■ **Stored entries**:
↓
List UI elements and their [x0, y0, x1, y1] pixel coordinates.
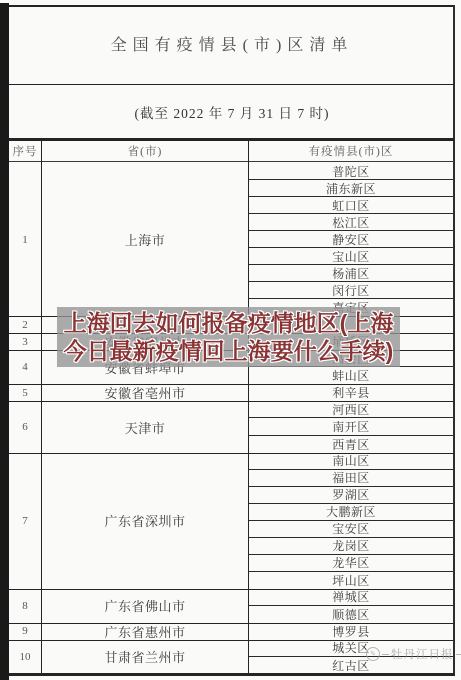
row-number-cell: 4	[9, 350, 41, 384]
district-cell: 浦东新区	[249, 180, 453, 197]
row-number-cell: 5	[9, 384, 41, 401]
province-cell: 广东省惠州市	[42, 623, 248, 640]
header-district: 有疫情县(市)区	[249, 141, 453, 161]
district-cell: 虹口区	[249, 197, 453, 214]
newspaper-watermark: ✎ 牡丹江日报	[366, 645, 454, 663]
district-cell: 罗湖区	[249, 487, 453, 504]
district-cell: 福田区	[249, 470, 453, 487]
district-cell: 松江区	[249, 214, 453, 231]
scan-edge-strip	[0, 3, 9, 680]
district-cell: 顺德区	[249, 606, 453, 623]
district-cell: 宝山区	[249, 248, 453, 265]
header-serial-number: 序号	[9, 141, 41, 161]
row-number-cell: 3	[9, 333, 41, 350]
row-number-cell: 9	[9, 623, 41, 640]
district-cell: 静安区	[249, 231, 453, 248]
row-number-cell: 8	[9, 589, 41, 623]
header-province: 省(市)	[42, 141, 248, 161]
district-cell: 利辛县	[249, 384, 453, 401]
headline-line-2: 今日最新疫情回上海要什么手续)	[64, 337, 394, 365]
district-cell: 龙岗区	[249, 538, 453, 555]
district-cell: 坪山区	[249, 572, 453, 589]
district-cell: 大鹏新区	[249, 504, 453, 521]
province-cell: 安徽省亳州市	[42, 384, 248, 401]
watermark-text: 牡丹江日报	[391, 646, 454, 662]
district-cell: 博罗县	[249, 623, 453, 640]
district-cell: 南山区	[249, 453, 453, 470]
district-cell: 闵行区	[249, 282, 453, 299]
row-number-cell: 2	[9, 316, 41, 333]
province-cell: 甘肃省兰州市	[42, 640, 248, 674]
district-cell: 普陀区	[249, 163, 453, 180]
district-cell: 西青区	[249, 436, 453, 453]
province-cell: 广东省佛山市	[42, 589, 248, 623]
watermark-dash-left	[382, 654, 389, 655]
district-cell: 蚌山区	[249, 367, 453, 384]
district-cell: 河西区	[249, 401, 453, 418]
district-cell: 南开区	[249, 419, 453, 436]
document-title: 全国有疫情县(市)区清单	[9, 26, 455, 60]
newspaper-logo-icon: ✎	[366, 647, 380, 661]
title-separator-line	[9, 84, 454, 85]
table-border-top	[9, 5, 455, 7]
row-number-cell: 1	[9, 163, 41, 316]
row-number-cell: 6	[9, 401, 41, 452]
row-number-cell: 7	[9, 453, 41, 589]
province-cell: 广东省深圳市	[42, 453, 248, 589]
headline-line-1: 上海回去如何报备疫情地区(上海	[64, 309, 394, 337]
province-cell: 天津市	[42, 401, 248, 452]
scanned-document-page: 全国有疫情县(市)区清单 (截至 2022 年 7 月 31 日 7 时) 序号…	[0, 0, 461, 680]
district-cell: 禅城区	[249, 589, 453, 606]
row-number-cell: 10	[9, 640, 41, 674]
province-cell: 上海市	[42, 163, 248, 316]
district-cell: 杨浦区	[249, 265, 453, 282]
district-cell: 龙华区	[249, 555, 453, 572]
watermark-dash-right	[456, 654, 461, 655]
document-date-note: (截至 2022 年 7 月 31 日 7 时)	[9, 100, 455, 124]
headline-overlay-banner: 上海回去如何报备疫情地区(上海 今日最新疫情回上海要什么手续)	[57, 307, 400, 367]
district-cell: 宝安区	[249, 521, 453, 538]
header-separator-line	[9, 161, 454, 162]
↑
↓
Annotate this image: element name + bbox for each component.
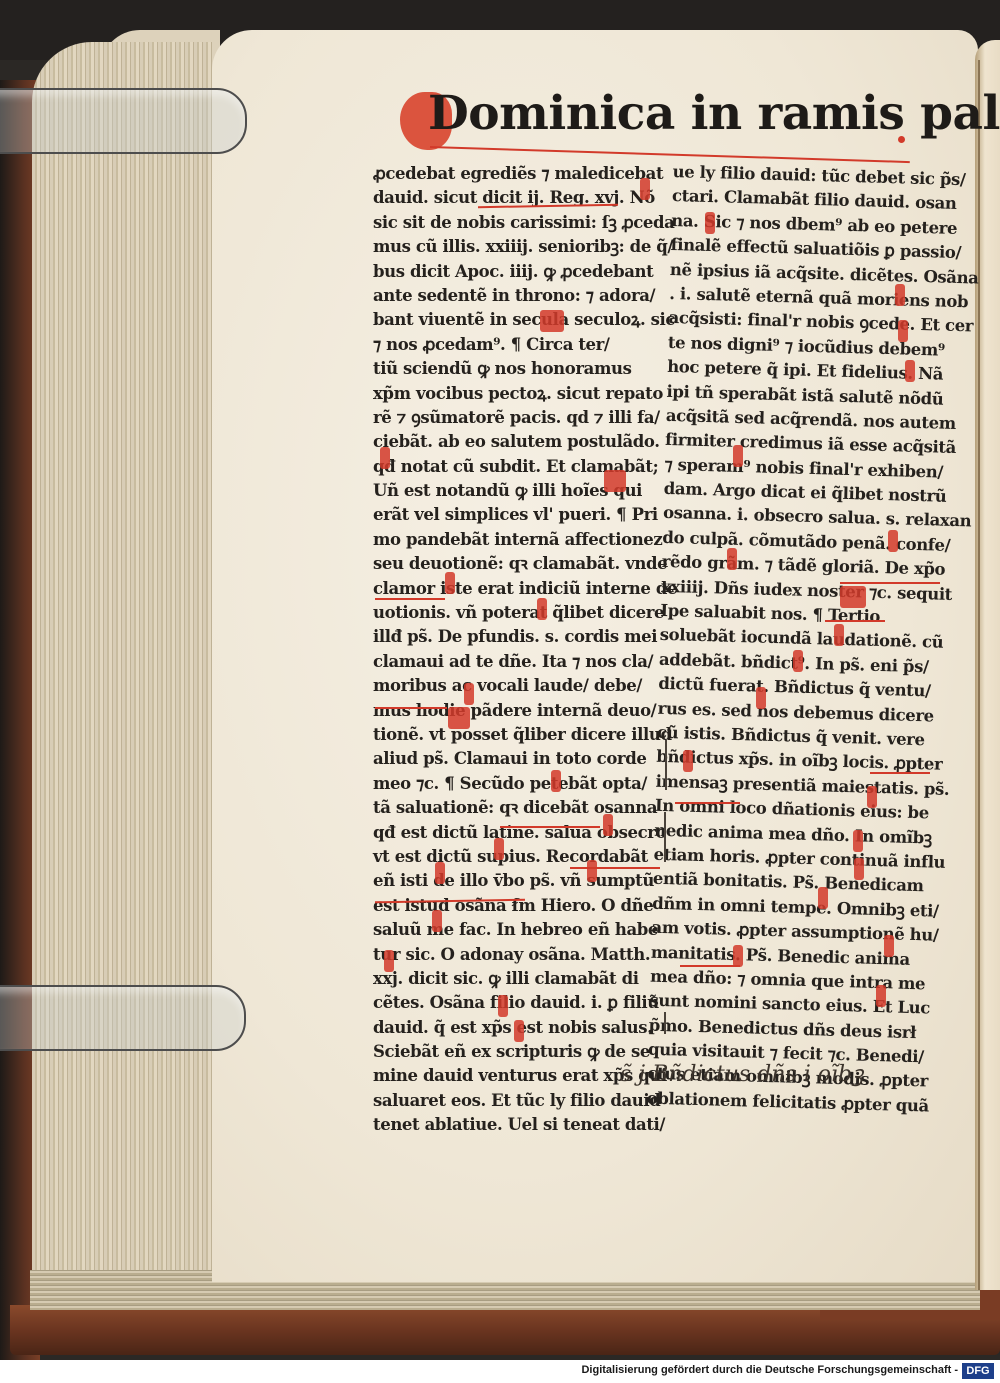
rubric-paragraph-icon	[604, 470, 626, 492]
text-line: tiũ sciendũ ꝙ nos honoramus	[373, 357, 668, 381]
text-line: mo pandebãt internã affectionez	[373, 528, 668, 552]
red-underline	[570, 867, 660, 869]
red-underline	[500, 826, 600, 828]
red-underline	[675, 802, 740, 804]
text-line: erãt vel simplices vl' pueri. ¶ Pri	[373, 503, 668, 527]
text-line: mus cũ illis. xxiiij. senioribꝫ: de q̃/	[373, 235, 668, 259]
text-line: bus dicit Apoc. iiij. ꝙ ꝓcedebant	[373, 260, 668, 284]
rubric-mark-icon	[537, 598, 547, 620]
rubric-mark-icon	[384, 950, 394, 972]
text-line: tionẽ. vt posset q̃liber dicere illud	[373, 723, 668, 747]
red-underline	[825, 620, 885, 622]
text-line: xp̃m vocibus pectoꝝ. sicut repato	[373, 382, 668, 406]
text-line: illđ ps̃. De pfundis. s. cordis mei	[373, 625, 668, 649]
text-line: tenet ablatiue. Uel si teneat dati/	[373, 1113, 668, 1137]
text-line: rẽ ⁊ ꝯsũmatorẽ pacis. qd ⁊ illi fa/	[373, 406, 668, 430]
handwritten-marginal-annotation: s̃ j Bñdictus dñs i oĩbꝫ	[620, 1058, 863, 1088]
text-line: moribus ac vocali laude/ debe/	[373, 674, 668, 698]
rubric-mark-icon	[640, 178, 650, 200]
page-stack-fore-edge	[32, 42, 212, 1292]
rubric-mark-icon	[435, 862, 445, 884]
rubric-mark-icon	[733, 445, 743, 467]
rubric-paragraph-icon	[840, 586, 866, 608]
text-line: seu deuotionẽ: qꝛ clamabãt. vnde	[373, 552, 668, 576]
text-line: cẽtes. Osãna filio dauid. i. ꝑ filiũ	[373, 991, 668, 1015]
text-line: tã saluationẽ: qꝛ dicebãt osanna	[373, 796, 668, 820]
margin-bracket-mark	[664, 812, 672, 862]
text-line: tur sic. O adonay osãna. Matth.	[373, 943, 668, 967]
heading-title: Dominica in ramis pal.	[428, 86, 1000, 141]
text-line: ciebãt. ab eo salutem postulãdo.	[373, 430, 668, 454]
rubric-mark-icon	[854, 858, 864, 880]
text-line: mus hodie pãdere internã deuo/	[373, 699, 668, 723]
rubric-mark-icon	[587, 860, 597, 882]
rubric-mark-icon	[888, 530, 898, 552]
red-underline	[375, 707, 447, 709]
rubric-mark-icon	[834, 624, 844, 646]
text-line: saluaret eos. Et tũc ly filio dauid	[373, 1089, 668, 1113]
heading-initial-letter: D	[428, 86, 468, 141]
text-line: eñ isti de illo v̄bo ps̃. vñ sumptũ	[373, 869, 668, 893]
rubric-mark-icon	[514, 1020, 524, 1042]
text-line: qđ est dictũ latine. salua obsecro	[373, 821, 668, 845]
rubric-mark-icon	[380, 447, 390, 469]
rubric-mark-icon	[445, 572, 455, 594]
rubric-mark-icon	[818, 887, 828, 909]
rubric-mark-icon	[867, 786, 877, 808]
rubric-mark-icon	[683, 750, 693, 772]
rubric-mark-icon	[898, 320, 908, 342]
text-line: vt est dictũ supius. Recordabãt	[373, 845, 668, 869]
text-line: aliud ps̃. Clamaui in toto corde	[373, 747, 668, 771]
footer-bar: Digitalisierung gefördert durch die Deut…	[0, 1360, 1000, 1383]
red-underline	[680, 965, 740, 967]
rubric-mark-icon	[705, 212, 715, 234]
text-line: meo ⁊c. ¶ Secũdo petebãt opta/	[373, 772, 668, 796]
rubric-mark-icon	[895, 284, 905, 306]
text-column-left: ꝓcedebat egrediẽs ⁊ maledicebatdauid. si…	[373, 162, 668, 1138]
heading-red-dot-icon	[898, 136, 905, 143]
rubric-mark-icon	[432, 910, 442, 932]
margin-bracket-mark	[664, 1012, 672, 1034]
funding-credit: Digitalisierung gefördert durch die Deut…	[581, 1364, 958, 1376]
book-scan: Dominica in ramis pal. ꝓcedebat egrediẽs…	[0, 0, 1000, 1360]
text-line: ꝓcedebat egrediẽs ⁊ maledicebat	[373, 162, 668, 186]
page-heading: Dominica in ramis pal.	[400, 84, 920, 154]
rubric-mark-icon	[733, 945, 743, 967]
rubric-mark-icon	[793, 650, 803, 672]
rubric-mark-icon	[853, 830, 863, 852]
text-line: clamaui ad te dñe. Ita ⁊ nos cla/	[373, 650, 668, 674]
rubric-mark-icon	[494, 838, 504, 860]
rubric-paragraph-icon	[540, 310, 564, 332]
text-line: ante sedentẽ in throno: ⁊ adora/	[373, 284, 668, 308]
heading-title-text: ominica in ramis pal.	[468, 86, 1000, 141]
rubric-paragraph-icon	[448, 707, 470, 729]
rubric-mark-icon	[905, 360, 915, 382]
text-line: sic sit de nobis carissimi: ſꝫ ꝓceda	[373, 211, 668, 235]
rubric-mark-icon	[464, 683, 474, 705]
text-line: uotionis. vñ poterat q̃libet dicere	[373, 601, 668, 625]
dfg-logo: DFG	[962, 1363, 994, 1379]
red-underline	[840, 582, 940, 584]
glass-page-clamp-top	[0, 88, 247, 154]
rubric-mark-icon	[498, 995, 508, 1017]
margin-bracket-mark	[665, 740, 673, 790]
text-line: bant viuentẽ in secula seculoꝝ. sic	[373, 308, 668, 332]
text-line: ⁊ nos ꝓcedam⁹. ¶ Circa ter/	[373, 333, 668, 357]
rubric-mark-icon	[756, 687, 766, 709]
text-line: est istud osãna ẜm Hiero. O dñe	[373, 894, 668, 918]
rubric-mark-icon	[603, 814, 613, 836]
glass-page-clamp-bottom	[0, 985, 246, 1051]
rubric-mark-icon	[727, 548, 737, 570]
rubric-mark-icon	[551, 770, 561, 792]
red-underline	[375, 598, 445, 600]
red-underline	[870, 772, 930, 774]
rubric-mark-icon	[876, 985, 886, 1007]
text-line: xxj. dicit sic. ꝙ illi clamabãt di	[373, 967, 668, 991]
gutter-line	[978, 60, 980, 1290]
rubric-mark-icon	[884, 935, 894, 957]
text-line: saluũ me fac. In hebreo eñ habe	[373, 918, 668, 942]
↑
■ **WHAT TO WORK ON**:
Convert only the items from the line containing "350, 41, 384]" through the line containing "141, 41, 161]", both included, into a numbered list, omitting blank lines.

■ **WRITTEN ANSWER**:
1. row-number-cell: 4	[9, 350, 41, 384]
2. district-cell: 浦东新区	[249, 180, 453, 197]
3. row-number-cell: 5	[9, 384, 41, 401]
4. province-cell: 广东省惠州市	[42, 623, 248, 640]
5. header-district: 有疫情县(市)区	[249, 141, 453, 161]
6. district-cell: 虹口区	[249, 197, 453, 214]
7. newspaper-watermark: ✎ 牡丹江日报	[366, 645, 454, 663]
8. district-cell: 罗湖区	[249, 487, 453, 504]
9. district-cell: 福田区	[249, 470, 453, 487]
10. district-cell: 松江区	[249, 214, 453, 231]
11. scan-edge-strip	[0, 3, 9, 680]
12. district-cell: 顺德区	[249, 606, 453, 623]
13. district-cell: 宝山区	[249, 248, 453, 265]
14. header-serial-number: 序号	[9, 141, 41, 161]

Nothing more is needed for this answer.